■ **REQUIREMENTS**
Count how many lines hold the string "milestones", and give only that number.

Extracted records

===

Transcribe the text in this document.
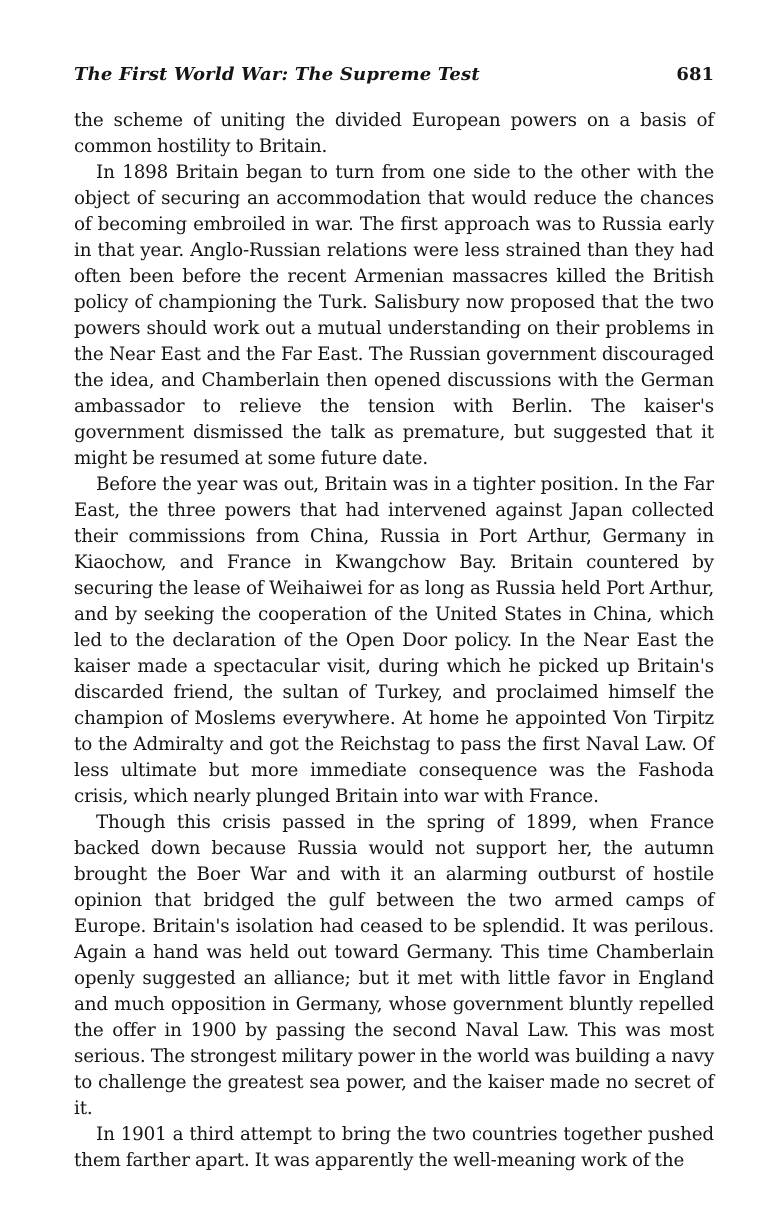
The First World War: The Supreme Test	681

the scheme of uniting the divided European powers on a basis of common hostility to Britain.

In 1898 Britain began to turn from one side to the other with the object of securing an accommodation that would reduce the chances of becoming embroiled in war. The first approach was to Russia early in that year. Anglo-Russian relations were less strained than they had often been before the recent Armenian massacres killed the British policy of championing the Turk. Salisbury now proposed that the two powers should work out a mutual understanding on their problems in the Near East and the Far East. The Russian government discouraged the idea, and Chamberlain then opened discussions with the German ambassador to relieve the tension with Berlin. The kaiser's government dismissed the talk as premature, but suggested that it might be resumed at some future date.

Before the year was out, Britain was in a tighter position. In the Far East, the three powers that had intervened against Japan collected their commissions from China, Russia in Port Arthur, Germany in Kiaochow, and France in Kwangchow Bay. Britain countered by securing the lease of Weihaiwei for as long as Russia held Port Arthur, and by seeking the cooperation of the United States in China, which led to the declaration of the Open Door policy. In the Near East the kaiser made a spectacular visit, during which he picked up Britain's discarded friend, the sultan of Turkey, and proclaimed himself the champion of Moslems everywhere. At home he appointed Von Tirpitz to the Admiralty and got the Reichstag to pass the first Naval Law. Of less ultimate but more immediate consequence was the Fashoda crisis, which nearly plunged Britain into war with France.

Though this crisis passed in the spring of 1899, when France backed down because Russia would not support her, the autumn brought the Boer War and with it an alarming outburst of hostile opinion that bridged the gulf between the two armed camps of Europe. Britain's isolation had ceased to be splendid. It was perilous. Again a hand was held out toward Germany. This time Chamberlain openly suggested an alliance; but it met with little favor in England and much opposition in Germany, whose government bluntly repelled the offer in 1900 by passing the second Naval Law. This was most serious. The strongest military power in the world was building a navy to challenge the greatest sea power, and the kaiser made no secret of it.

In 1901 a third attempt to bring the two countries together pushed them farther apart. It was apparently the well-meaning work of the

===

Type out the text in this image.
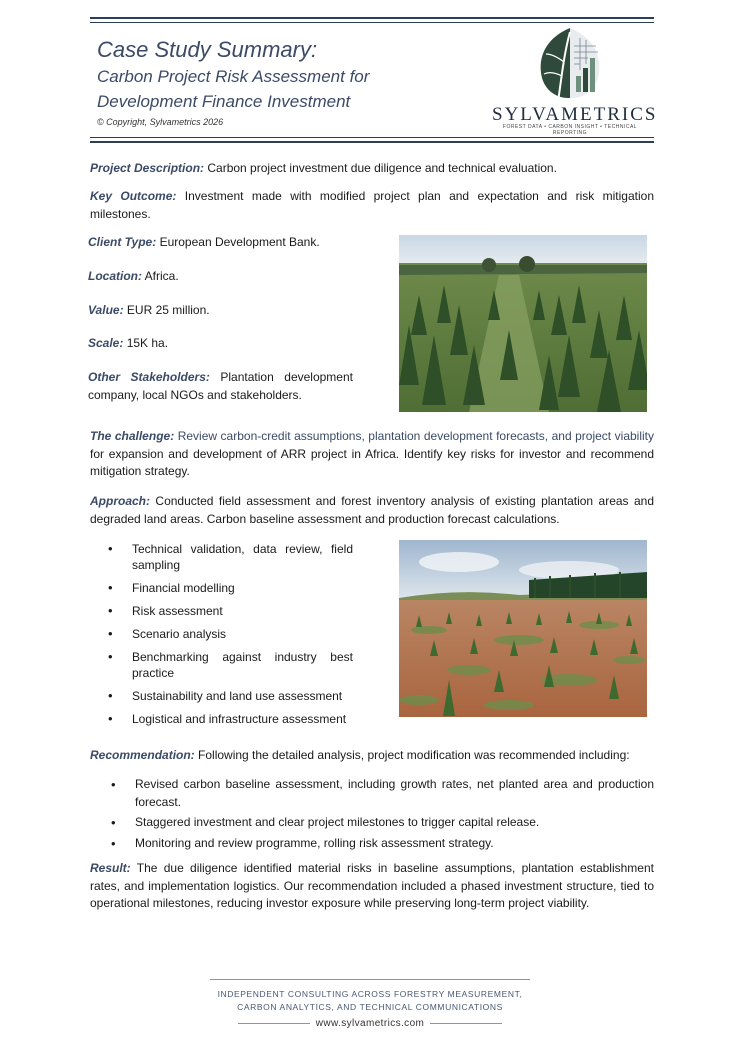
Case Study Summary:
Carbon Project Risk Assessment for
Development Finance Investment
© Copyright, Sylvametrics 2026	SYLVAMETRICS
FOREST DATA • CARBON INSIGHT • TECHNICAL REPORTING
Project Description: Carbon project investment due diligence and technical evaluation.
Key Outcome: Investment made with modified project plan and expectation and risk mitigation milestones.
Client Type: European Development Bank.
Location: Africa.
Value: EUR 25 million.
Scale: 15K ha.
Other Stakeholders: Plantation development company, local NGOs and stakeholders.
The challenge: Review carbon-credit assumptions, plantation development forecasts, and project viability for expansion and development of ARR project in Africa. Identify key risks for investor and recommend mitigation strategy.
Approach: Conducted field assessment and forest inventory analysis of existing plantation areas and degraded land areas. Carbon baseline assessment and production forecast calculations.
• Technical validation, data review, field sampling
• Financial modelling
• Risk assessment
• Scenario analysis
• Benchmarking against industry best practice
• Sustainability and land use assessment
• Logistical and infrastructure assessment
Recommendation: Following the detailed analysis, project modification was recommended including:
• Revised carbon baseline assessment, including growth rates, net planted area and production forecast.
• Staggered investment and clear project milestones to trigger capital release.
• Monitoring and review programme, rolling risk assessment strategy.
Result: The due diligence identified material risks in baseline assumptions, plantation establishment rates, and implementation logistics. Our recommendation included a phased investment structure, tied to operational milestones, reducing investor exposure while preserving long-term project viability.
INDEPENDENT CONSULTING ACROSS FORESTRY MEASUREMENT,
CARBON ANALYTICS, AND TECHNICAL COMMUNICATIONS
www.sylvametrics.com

===

■ **TASK ANSWER**
3